◆ Stored data ◆
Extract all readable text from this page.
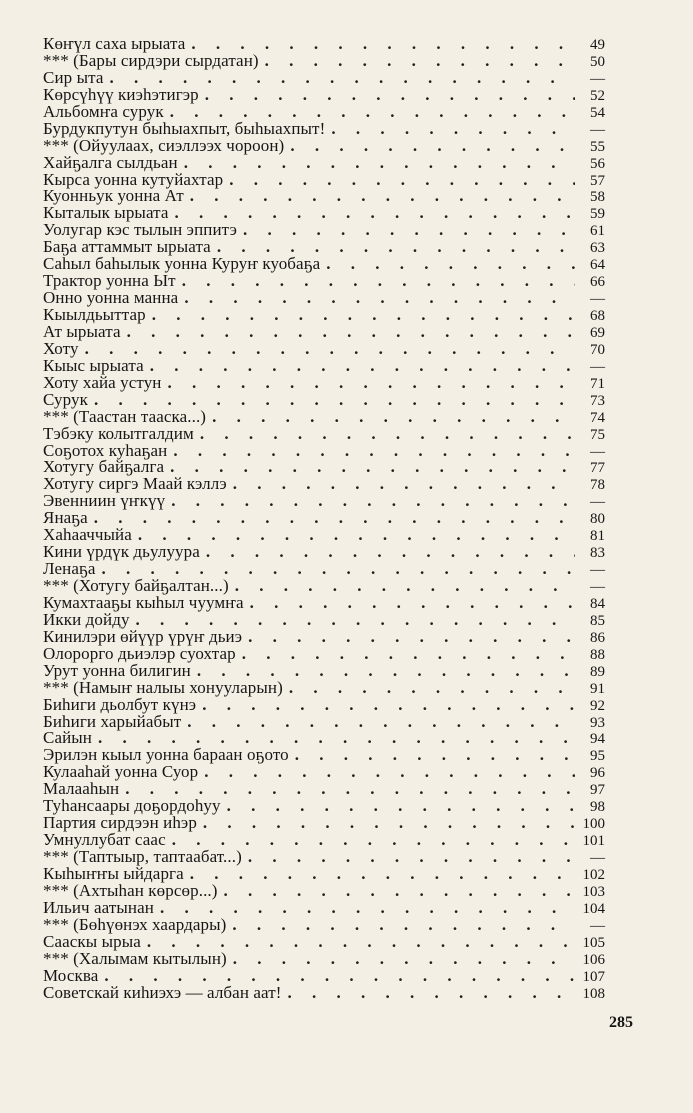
Көҥүл саха ырыата . . .	49
*** (Бары сирдэри сырдатан) . . .	50
Сир ыта . . .	—
Көрсүһүү киэһэтигэр . . .	52
Альбомҥа сурук . . .	54
Бурдукпутун быһыахпыт, быһыахпыт! . . .	—
*** (Ойуулаах, сиэллээх чороон) . . .	55
Хайҕалга сылдьан . . .	56
Кырса уонна кутуйахтар . . .	57
Куонньук уонна Ат . . .	58
Кыталык ырыата . . .	59
Уолугар кэс тылын эппитэ . . .	61
Баҕа аттаммыт ырыата . . .	63
Саһыл баһылык уонна Куруҥ куобаҕа . . .	64
Трактор уонна Ыт . . .	66
Онно уонна манна . . .	—
Кыылдьыттар . . .	68
Ат ырыата . . .	69
Хоту . . .	70
Кыыс ырыата . . .	—
Хоту хайа устун . . .	71
Сурук . . .	73
*** (Таастан тааска...) . . .	74
Тэбэку колытгалдим . . .	75
Соҕотох куһаҕан . . .	—
Хотугу байҕалга . . .	77
Хотугу сиргэ Маай кэллэ . . .	78
Эвенниин үҥкүү . . .	—
Янаҕа . . .	80
Хаһааччыйа . . .	81
Кини үрдүк дьулуура . . .	83
Ленаҕа . . .	—
*** (Хотугу байҕалтан...) . . .	—
Кумахтааҕы кыһыл чуумҥа . . .	84
Икки дойду . . .	85
Кинилэри өйүүр үрүҥ дьиэ . . .	86
Олорорго дьиэлэр суохтар . . .	88
Урут уонна билигин . . .	89
*** (Намыҥ налыы хонууларын) . . .	91
Биһиги дьолбут күнэ . . .	92
Биһиги харыйабыт . . .	93
Сайын . . .	94
Эрилэн кыыл уонна бараан оҕото . . .	95
Кулааһай уонна Суор . . .	96
Малааһын . . .	97
Туһансаары доҕордоһуу . . .	98
Партия сирдээн иһэр . . .	100
Умнуллубат саас . . .	101
*** (Таптыыр, таптаабат...) . . .	—
Кыһыҥҥы ыйдарга . . .	102
*** (Ахтыһан көрсөр...) . . .	103
Ильич аатынан . . .	104
*** (Бөһүөнэх хаардары) . . .	—
Сааскы ырыа . . .	105
*** (Халымам кытылын) . . .	106
Москва . . .	107
Советскай киһиэхэ — албан аат! . . .	108
285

◆ What this task involves ◆
The records shown above are to be repeated exactly, with the pictures left out.

◆ Written reply ◆
Extract all readable text from this page.
Көҥүл саха ырыата . . .	49
*** (Бары сирдэри сырдатан) . . .	50
Сир ыта . . .	—
Көрсүһүү киэһэтигэр . . .	52
Альбомҥа сурук . . .	54
Бурдукпутун быһыахпыт, быһыахпыт! . . .	—
*** (Ойуулаах, сиэллээх чороон) . . .	55
Хайҕалга сылдьан . . .	56
Кырса уонна кутуйахтар . . .	57
Куонньук уонна Ат . . .	58
Кыталык ырыата . . .	59
Уолугар кэс тылын эппитэ . . .	61
Баҕа аттаммыт ырыата . . .	63
Саһыл баһылык уонна Куруҥ куобаҕа . . .	64
Трактор уонна Ыт . . .	66
Онно уонна манна . . .	—
Кыылдьыттар . . .	68
Ат ырыата . . .	69
Хоту . . .	70
Кыыс ырыата . . .	—
Хоту хайа устун . . .	71
Сурук . . .	73
*** (Таастан тааска...) . . .	74
Тэбэку колытгалдим . . .	75
Соҕотох куһаҕан . . .	—
Хотугу байҕалга . . .	77
Хотугу сиргэ Маай кэллэ . . .	78
Эвенниин үҥкүү . . .	—
Янаҕа . . .	80
Хаһааччыйа . . .	81
Кини үрдүк дьулуура . . .	83
Ленаҕа . . .	—
*** (Хотугу байҕалтан...) . . .	—
Кумахтааҕы кыһыл чуумҥа . . .	84
Икки дойду . . .	85
Кинилэри өйүүр үрүҥ дьиэ . . .	86
Олорорго дьиэлэр суохтар . . .	88
Урут уонна билигин . . .	89
*** (Намыҥ налыы хонууларын) . . .	91
Биһиги дьолбут күнэ . . .	92
Биһиги харыйабыт . . .	93
Сайын . . .	94
Эрилэн кыыл уонна бараан оҕото . . .	95
Кулааһай уонна Суор . . .	96
Малааһын . . .	97
Туһансаары доҕордоһуу . . .	98
Партия сирдээн иһэр . . .	100
Умнуллубат саас . . .	101
*** (Таптыыр, таптаабат...) . . .	—
Кыһыҥҥы ыйдарга . . .	102
*** (Ахтыһан көрсөр...) . . .	103
Ильич аатынан . . .	104
*** (Бөһүөнэх хаардары) . . .	—
Сааскы ырыа . . .	105
*** (Халымам кытылын) . . .	106
Москва . . .	107
Советскай киһиэхэ — албан аат! . . .	108
285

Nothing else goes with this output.